Work to be completed: Collect each line of the entries that holds the string "absque".

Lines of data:
________________
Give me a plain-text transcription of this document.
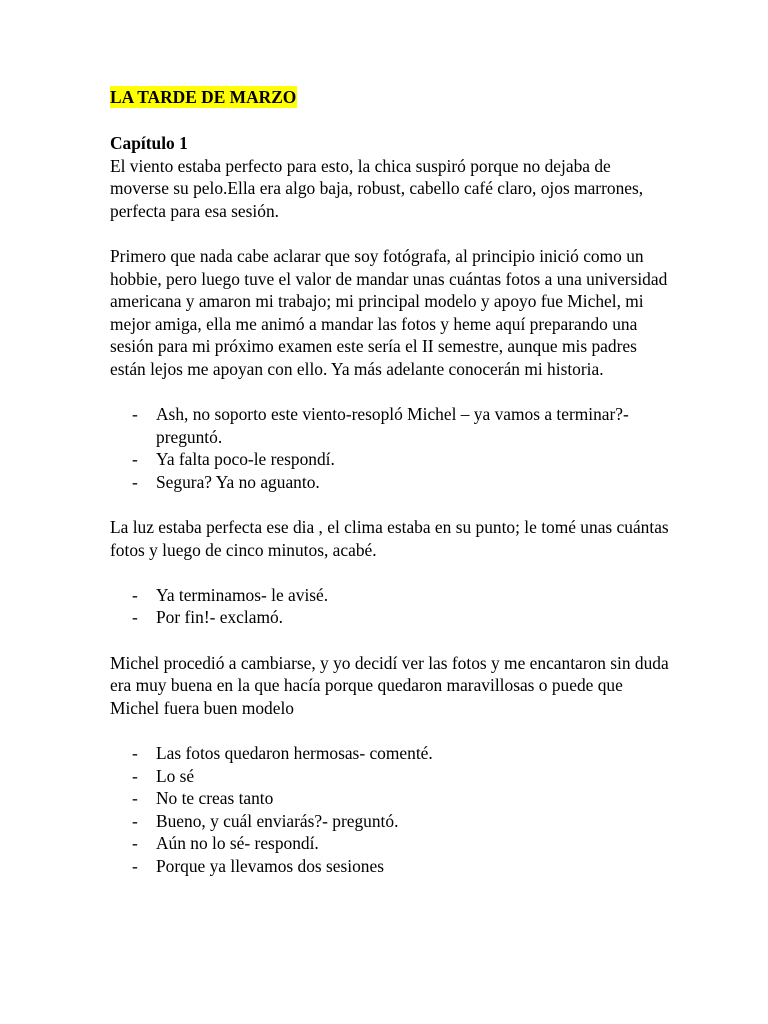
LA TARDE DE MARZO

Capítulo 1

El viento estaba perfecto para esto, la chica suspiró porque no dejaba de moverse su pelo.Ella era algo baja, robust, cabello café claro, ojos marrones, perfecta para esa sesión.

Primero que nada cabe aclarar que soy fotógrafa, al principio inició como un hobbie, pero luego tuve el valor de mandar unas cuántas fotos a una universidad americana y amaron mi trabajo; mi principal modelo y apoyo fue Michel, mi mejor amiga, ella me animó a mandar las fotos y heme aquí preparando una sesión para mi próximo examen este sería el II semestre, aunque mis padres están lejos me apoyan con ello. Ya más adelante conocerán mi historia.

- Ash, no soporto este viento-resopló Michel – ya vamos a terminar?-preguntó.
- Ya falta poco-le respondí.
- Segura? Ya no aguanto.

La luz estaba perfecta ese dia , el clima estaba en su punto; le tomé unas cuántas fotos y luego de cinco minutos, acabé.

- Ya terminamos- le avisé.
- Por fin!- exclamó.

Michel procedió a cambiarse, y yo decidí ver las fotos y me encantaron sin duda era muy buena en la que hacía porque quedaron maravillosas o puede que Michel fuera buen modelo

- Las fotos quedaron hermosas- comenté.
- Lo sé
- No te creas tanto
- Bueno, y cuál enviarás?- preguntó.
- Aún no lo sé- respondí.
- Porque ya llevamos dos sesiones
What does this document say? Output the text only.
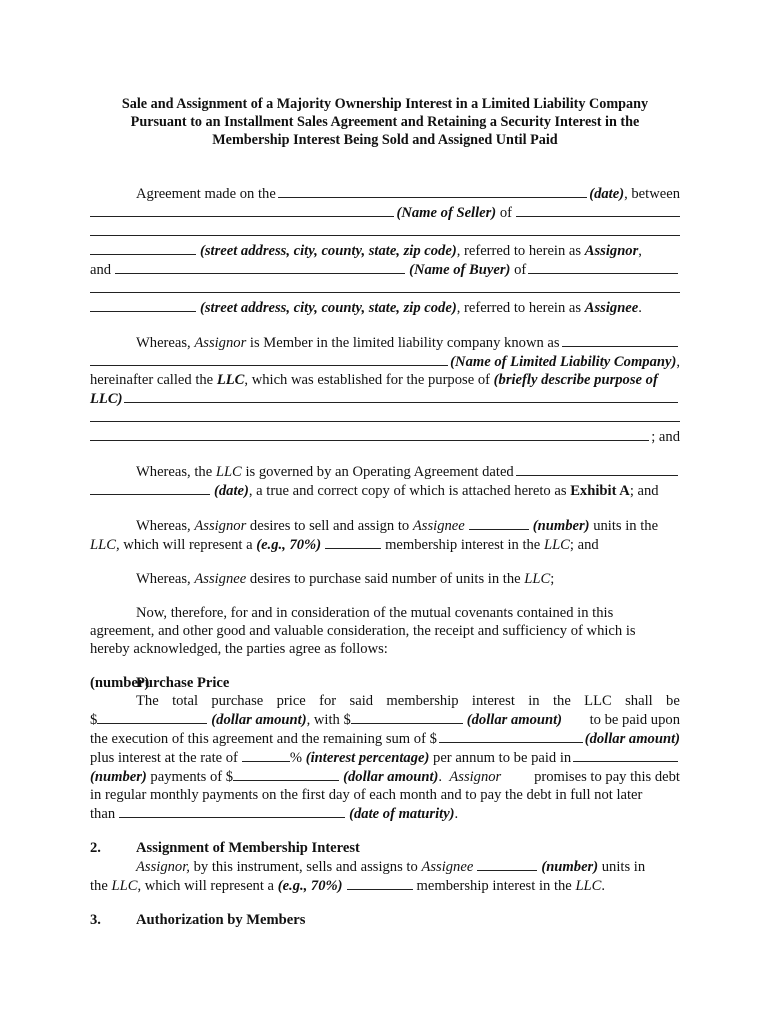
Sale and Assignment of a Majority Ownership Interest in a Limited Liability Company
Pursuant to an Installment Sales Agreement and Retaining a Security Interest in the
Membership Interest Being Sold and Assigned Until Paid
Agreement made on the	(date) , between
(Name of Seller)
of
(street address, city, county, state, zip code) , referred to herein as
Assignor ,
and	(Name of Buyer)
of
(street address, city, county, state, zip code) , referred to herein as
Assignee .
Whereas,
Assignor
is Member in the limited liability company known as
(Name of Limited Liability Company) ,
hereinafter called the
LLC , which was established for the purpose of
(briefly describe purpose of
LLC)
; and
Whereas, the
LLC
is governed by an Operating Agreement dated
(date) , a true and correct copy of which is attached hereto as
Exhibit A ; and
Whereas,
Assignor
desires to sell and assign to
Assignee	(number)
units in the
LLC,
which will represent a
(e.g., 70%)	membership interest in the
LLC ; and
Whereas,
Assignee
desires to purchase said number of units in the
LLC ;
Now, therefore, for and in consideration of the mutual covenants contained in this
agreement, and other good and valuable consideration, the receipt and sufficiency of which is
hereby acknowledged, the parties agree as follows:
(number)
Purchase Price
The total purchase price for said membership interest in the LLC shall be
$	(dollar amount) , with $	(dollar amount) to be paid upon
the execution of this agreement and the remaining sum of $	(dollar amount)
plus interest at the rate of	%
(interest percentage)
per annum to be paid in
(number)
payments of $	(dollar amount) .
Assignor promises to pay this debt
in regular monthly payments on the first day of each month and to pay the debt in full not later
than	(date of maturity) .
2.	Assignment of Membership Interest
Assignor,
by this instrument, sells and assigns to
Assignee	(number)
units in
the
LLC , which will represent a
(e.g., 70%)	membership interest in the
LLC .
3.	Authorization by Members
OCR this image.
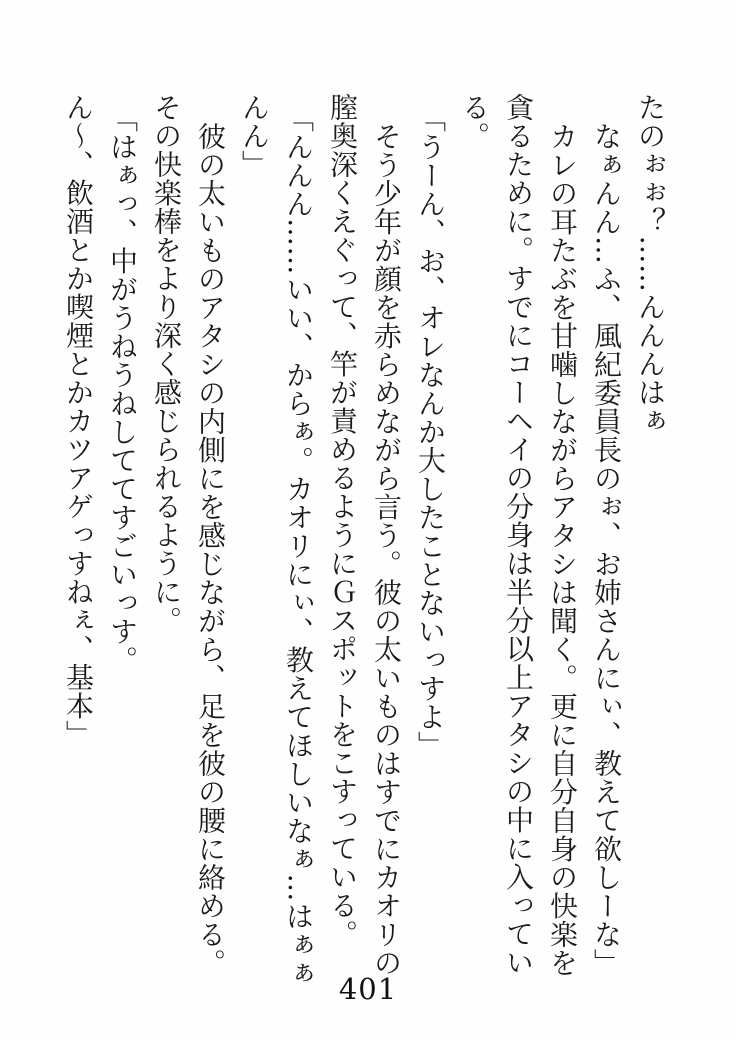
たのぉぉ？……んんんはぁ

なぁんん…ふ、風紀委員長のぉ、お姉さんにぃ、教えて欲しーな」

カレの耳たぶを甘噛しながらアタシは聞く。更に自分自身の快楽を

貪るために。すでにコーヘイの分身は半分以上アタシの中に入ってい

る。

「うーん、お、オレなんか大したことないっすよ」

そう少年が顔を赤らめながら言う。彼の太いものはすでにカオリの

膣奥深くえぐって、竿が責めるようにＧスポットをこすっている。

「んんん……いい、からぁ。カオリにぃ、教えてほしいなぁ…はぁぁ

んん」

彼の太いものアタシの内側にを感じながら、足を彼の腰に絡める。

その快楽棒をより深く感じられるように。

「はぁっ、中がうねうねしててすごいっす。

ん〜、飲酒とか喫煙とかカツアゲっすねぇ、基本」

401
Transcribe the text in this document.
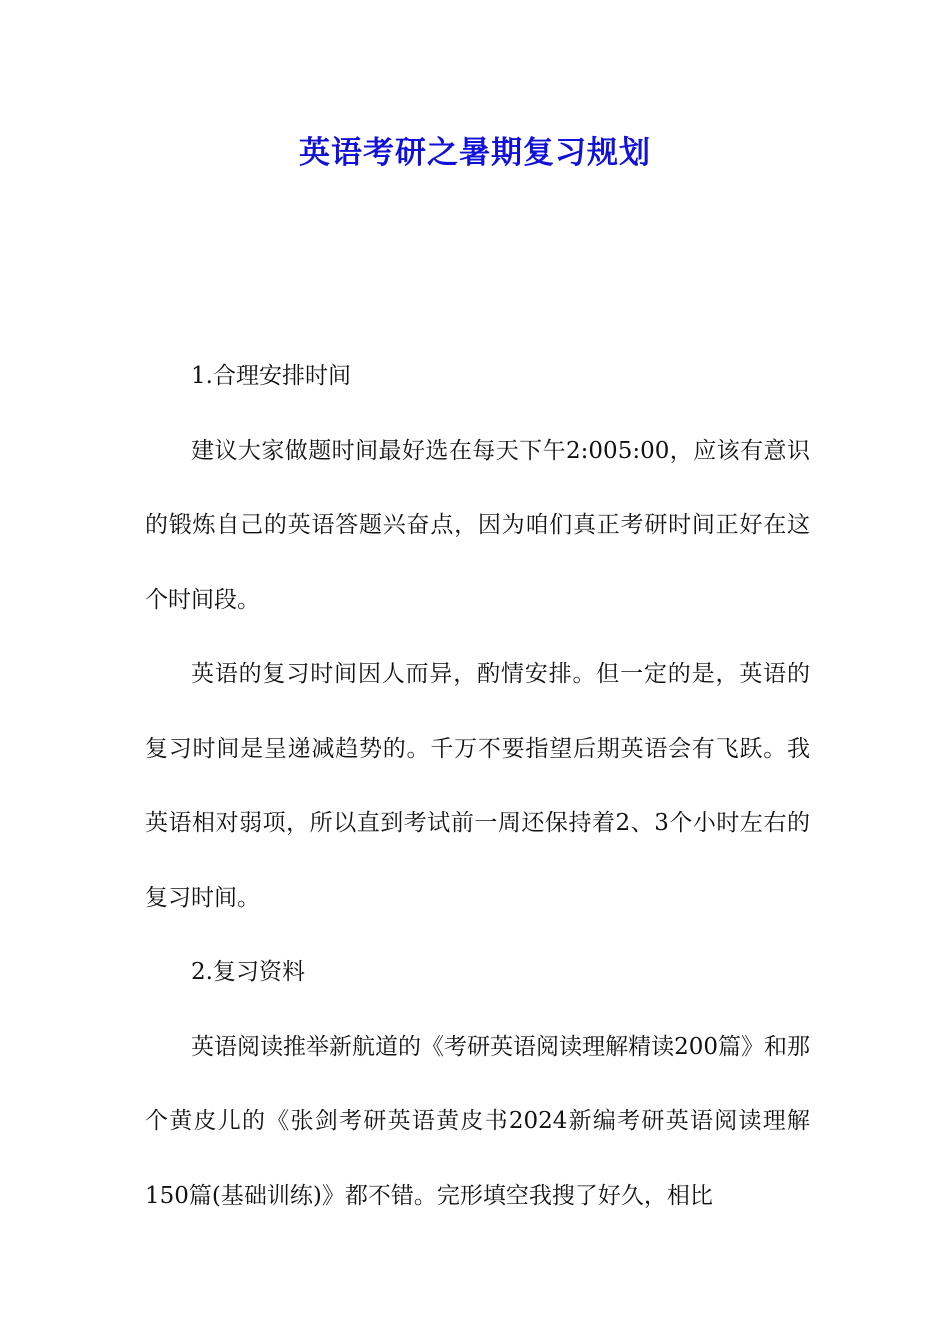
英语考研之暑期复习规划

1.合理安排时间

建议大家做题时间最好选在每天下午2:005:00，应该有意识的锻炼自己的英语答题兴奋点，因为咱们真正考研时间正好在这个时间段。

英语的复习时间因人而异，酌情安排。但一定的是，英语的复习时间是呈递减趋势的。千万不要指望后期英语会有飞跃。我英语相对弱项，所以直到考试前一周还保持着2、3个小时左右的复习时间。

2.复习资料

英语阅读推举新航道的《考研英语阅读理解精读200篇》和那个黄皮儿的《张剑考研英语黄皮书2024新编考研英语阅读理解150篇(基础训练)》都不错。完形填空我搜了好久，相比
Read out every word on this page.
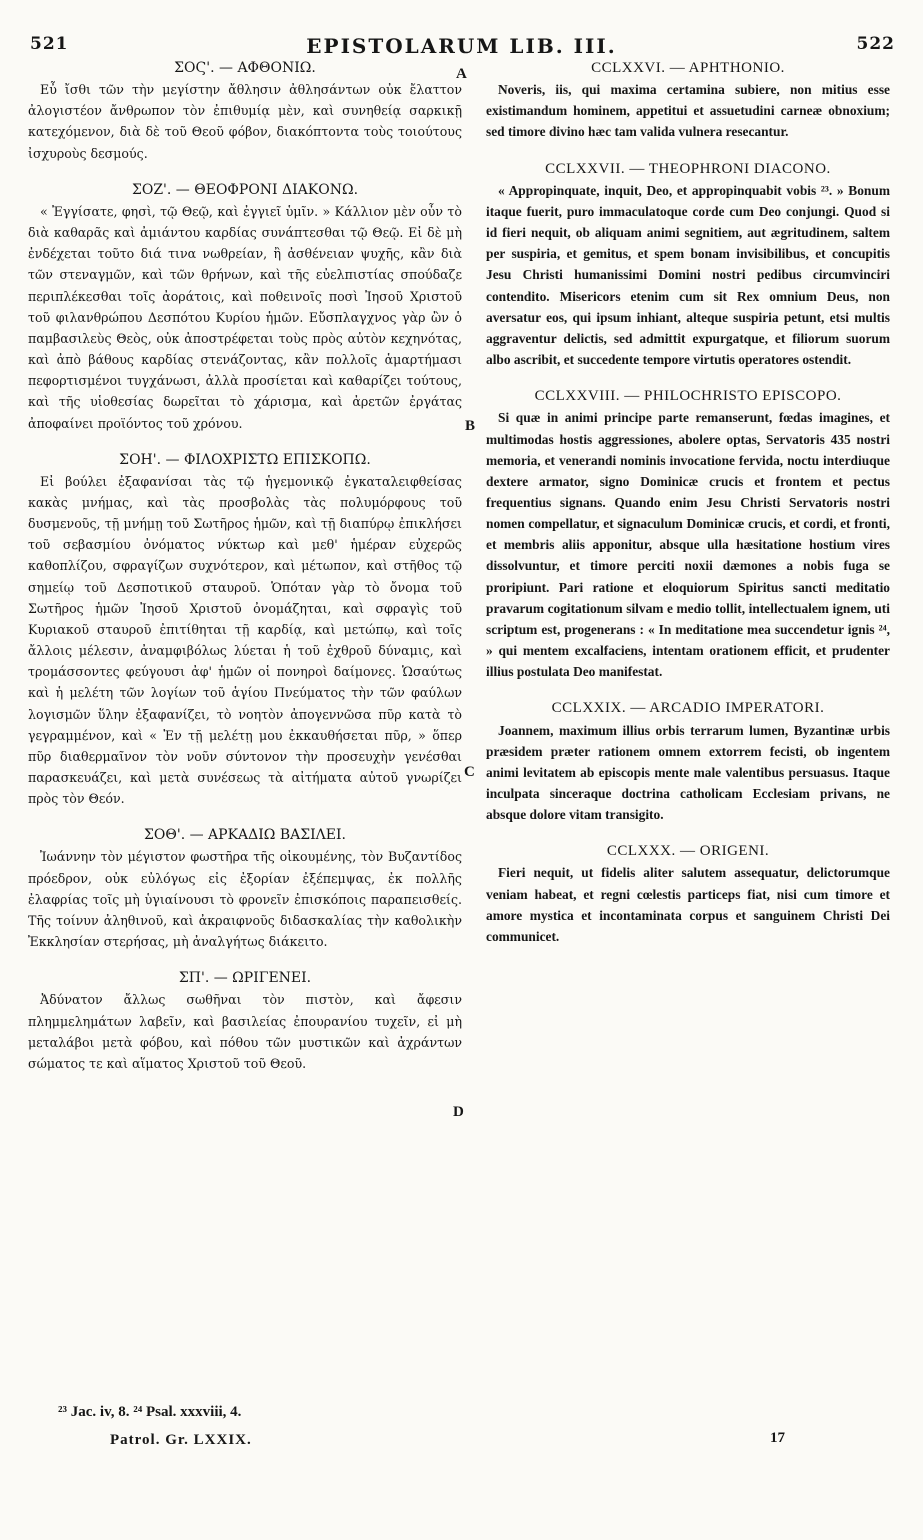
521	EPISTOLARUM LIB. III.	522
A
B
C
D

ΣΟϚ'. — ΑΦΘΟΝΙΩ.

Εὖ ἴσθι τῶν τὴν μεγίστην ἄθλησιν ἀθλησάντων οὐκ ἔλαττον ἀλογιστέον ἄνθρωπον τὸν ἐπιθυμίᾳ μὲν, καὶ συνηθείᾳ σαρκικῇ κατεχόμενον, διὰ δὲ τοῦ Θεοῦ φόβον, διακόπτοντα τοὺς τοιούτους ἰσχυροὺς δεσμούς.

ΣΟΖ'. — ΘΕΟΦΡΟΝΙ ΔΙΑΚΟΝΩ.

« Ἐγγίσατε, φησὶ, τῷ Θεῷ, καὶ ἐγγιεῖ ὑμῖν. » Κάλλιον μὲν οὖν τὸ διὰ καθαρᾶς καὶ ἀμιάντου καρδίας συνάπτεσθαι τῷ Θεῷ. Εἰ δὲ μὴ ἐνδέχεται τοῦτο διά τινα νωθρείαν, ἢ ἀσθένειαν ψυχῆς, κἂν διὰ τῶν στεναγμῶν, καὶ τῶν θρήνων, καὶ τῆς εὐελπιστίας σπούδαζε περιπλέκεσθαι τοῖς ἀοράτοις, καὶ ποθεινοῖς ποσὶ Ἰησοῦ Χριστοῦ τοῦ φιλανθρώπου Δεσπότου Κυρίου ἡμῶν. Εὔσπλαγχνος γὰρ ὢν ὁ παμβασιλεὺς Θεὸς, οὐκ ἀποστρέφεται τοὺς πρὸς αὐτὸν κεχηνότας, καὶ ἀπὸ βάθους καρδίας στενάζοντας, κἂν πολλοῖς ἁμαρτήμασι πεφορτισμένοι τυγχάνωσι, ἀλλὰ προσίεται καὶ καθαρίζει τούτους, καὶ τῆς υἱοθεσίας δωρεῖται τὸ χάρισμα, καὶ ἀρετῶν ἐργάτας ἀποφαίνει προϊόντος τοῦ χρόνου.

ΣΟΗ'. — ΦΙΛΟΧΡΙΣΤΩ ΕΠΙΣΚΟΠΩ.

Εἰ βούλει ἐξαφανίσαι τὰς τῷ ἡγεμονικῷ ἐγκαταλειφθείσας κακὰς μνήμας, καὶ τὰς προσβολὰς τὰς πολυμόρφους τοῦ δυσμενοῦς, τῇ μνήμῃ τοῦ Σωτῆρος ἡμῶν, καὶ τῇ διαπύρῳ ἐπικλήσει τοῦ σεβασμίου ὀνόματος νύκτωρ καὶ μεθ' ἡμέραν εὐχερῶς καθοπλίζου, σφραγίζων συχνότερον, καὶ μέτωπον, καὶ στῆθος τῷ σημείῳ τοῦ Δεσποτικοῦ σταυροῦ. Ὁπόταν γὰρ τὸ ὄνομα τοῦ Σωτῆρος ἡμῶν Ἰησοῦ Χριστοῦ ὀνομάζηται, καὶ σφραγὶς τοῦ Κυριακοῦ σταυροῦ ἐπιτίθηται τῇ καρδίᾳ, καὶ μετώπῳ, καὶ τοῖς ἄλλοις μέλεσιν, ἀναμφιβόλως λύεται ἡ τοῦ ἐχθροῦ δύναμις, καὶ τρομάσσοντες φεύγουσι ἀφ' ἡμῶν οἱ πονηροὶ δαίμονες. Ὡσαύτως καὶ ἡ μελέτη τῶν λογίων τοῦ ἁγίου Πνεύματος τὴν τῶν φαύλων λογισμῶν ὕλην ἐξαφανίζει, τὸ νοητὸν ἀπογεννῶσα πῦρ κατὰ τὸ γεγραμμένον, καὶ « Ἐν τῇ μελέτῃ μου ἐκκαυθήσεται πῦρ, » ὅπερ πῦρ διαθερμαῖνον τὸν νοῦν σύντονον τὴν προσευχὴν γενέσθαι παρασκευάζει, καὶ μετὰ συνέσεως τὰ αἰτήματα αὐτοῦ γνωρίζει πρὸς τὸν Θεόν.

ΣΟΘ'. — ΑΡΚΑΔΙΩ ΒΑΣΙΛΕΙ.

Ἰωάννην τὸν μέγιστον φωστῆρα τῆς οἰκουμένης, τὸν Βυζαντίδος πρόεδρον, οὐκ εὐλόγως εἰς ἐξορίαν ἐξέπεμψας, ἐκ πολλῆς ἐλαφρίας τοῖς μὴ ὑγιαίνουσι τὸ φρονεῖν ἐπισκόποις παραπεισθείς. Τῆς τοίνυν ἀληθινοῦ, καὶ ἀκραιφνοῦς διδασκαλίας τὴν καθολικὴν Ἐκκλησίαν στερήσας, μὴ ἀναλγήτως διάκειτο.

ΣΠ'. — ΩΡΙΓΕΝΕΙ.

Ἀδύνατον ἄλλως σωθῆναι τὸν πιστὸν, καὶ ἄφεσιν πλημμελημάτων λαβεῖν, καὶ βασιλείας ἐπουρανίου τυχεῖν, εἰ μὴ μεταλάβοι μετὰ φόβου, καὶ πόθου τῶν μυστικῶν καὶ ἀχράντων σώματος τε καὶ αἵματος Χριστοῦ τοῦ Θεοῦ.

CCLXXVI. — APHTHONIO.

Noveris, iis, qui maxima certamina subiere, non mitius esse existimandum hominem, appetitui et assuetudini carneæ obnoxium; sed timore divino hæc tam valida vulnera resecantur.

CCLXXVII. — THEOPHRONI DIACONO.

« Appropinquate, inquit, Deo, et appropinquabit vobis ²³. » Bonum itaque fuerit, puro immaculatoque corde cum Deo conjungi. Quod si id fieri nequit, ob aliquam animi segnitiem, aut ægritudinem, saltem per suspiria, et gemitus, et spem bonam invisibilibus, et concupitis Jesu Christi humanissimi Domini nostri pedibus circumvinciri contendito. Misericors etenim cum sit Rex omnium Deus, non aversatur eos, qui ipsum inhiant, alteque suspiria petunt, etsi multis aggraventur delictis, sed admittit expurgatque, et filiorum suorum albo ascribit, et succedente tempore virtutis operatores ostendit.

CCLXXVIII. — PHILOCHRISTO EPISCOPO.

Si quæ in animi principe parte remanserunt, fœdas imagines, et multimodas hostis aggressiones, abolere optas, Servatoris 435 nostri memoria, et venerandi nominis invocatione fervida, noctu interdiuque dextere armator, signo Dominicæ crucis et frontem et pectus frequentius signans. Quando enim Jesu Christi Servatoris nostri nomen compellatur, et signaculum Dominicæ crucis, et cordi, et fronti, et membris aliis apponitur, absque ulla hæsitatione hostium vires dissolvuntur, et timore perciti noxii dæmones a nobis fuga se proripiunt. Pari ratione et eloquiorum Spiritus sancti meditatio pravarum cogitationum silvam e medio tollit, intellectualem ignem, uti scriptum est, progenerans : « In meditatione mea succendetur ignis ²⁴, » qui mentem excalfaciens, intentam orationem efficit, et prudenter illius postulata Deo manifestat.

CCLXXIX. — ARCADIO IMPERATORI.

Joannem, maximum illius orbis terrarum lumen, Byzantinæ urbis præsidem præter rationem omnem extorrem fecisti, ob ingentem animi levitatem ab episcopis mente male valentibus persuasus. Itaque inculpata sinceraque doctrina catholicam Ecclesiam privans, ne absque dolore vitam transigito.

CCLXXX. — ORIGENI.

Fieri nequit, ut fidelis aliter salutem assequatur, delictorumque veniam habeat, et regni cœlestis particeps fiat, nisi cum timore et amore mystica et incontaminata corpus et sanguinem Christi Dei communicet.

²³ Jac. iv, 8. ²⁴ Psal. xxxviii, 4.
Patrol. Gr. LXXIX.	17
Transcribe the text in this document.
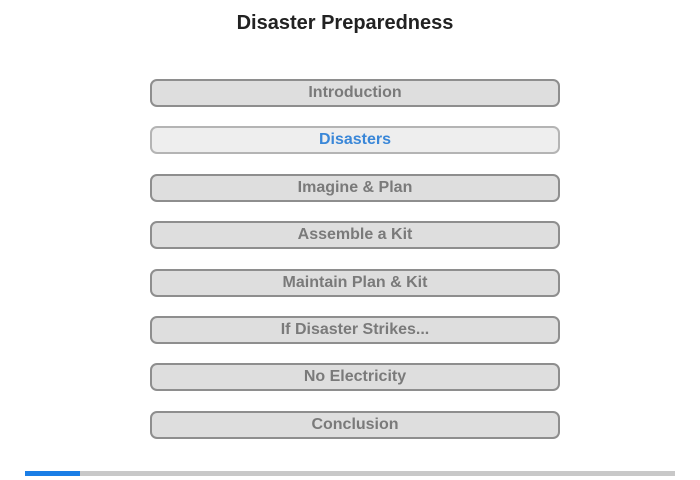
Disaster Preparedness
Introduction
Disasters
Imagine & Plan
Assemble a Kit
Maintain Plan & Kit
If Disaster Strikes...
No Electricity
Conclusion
________________
Right answer:
Si quæ in animi principe parte remanserunt, fœdas imagines, et multimodas hostis aggressiones, abolere optas, Servatoris 435 nostri memoria, et venerandi nominis invocatione fervida, noctu interdiuque dextere armator, signo Dominicæ crucis et frontem et pectus frequentius signans. Quando enim Jesu Christi Servatoris nostri nomen compellatur, et signaculum Dominicæ crucis, et cordi, et fronti, et membris aliis apponitur, absque ulla hæsitatione hostium vires dissolvuntur, et timore perciti noxii dæmones a nobis fuga se proripiunt. Pari ratione et eloquiorum Spiritus sancti meditatio pravarum cogitationum silvam e medio tollit, intellectualem ignem, uti scriptum est, progenerans : « In meditatione mea succendetur ignis ²⁴, » qui mentem excalfaciens, intentam orationem efficit, et prudenter illius postulata Deo manifestat.
Joannem, maximum illius orbis terrarum lumen, Byzantinæ urbis præsidem præter rationem omnem extorrem fecisti, ob ingentem animi levitatem ab episcopis mente male valentibus persuasus. Itaque inculpata sinceraque doctrina catholicam Ecclesiam privans, ne absque dolore vitam transigito.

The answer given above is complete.